EXERCISE: Keep only the lines that hold the string "bairros", filtering out the rest of the entries below.

WORKING DATA:

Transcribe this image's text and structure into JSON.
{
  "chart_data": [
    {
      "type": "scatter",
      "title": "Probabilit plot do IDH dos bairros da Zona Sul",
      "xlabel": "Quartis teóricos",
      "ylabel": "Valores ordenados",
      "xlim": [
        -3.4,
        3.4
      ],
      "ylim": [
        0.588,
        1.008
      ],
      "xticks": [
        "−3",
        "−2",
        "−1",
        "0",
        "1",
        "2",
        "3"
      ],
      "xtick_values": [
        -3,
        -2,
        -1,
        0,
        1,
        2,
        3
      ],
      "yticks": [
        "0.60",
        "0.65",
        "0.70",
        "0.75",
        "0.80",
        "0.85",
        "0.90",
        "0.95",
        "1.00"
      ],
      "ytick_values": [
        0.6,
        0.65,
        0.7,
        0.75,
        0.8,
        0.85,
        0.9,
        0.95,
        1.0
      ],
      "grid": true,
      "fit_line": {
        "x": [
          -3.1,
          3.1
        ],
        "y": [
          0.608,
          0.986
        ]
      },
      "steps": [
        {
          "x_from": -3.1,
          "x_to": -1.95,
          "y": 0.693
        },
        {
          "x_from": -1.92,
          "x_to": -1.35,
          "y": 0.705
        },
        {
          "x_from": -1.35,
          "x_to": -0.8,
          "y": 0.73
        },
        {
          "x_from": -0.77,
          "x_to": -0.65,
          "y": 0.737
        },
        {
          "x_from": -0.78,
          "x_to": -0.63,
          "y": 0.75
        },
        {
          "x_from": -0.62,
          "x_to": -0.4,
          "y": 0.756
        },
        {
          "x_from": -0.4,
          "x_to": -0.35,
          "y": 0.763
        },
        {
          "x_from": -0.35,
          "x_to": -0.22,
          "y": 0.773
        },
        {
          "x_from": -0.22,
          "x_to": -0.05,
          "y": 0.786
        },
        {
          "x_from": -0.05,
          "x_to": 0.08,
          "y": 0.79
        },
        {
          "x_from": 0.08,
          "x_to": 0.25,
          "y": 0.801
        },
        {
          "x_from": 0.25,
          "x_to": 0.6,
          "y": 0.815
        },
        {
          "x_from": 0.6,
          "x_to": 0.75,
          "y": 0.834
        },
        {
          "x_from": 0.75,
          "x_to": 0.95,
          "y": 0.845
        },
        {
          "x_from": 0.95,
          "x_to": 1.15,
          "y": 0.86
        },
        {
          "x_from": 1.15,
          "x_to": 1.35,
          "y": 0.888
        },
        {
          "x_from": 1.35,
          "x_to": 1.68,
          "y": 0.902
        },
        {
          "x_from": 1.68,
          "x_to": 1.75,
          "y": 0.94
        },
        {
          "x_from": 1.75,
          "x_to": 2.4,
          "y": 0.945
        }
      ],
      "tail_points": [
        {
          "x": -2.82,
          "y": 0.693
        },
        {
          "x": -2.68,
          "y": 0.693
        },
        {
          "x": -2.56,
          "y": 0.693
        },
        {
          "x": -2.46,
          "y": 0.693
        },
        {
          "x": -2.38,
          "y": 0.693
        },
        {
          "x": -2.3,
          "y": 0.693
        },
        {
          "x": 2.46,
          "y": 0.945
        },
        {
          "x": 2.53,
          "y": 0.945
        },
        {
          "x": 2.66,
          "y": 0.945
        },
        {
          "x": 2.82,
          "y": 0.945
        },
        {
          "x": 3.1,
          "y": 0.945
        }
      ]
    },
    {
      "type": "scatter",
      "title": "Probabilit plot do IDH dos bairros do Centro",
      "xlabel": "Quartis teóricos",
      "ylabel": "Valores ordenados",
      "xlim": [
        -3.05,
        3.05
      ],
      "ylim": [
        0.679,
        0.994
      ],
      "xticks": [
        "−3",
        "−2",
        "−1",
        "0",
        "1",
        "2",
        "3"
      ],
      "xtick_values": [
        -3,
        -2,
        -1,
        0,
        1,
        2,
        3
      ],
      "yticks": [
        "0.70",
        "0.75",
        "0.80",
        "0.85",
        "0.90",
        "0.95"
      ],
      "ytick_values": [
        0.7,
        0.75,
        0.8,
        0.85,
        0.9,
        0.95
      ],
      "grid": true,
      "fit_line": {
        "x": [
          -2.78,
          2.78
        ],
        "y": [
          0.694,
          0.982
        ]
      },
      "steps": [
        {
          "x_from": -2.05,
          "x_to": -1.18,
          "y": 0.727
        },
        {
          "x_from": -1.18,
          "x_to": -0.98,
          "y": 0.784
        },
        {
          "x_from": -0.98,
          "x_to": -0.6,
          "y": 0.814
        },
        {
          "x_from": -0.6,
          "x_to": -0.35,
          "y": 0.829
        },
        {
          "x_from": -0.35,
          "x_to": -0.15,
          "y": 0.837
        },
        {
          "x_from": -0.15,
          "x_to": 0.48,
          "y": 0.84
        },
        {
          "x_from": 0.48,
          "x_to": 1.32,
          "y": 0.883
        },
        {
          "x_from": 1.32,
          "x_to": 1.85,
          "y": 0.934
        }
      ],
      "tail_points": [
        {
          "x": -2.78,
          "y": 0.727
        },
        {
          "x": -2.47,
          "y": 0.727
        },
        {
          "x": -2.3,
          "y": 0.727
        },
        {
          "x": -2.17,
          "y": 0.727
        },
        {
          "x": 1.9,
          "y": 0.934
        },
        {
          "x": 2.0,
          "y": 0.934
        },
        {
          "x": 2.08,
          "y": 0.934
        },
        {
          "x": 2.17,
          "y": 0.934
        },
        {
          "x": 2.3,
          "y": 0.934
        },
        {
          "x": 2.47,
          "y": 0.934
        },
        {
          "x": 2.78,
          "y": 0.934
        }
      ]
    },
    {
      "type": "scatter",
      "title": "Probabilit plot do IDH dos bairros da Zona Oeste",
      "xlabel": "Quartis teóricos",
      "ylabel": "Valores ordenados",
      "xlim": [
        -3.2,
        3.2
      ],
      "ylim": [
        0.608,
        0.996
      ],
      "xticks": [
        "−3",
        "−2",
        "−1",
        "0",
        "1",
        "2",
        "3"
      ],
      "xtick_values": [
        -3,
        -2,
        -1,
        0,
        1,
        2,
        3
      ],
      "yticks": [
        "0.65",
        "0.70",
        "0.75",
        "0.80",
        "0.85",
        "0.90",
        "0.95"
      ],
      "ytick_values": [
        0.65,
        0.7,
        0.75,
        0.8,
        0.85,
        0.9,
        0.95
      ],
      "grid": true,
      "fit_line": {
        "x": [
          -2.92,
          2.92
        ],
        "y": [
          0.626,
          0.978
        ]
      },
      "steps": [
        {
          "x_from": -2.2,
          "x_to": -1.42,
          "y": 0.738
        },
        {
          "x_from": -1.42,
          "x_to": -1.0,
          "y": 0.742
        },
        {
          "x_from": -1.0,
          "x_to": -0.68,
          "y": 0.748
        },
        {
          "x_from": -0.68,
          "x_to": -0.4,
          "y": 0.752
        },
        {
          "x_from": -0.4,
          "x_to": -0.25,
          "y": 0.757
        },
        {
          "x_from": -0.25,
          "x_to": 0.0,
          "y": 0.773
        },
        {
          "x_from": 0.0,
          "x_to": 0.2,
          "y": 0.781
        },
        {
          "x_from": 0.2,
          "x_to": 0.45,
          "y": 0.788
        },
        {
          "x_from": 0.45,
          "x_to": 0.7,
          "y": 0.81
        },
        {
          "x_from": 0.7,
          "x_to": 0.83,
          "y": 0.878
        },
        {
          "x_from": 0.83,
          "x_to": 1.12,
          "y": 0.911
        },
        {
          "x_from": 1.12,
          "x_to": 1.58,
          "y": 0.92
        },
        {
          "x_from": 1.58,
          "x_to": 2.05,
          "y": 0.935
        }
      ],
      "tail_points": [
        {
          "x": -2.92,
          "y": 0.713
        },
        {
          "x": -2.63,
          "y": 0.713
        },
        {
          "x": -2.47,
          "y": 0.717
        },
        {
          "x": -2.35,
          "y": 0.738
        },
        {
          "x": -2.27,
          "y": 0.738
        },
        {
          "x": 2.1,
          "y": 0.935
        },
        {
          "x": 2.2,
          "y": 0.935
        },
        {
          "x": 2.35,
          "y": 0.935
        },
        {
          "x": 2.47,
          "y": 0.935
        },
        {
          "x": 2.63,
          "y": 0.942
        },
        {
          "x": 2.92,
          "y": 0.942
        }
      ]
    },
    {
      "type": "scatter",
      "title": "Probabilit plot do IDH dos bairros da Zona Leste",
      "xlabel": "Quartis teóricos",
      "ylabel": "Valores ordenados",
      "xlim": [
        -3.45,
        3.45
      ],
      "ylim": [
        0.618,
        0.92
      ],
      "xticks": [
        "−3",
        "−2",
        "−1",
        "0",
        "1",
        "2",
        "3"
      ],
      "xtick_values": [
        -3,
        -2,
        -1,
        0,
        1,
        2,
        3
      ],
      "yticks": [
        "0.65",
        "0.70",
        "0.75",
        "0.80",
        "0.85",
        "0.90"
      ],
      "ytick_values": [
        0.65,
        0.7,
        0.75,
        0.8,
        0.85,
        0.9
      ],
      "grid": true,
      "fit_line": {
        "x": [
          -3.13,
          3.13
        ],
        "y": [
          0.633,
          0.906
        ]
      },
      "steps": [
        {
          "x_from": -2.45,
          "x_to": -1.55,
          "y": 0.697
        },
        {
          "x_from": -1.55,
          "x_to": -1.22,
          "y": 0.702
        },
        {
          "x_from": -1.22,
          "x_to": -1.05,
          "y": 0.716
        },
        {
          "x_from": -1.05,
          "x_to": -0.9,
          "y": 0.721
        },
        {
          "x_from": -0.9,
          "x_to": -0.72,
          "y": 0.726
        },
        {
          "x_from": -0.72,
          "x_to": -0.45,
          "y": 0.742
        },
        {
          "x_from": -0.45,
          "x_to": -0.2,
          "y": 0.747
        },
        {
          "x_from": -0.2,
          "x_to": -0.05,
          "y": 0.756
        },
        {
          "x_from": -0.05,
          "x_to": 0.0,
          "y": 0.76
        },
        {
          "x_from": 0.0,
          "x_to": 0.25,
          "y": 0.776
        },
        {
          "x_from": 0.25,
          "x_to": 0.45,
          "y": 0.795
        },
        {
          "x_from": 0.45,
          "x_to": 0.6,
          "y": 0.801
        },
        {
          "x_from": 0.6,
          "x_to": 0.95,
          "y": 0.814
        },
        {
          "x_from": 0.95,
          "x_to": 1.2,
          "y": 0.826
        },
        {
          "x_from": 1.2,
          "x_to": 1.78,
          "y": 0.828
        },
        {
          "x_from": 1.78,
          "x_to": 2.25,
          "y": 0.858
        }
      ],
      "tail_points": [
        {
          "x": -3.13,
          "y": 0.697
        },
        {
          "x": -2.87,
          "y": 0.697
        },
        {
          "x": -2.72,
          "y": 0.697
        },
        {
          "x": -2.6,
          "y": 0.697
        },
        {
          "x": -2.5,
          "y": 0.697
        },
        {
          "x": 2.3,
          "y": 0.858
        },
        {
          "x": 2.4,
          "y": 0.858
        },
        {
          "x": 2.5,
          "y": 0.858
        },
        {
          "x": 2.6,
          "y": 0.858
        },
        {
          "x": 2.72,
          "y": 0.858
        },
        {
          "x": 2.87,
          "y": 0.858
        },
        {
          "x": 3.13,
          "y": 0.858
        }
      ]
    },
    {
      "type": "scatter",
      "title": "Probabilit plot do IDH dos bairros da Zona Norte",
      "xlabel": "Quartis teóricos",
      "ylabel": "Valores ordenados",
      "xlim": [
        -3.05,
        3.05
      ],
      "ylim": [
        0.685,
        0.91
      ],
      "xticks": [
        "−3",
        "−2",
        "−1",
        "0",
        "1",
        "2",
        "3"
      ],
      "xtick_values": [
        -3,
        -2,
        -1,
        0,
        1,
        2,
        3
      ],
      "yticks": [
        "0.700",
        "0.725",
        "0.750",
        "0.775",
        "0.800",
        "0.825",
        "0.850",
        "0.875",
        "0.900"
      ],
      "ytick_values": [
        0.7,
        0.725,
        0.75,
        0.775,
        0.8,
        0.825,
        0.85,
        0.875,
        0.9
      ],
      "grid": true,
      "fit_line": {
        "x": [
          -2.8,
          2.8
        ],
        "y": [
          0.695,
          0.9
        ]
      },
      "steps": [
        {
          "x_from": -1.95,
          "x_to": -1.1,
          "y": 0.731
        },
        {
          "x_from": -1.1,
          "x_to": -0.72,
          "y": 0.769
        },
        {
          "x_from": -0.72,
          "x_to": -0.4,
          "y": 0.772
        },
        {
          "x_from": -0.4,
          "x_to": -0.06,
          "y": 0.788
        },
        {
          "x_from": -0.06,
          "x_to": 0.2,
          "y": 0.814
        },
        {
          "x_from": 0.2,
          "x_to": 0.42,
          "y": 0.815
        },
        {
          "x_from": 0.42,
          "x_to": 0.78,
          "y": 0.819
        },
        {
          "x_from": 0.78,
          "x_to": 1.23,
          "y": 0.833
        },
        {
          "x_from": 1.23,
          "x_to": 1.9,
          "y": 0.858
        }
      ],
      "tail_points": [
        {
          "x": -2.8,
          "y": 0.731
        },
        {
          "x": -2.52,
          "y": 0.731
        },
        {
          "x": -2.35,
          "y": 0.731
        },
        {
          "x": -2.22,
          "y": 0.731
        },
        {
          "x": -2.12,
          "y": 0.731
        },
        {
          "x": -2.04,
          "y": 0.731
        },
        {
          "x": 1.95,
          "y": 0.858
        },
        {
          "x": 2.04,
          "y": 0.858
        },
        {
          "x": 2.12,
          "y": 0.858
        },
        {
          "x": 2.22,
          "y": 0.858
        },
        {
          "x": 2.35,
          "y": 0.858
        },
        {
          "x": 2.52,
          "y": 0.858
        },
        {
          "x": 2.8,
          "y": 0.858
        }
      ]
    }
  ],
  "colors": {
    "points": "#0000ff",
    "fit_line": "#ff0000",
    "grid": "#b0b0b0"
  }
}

THE OUTPUT:
      "title": "Probabilit plot do IDH dos bairros da Zona Sul",
      "title": "Probabilit plot do IDH dos bairros do Centro",
      "title": "Probabilit plot do IDH dos bairros da Zona Oeste",
      "title": "Probabilit plot do IDH dos bairros da Zona Leste",
      "title": "Probabilit plot do IDH dos bairros da Zona Norte",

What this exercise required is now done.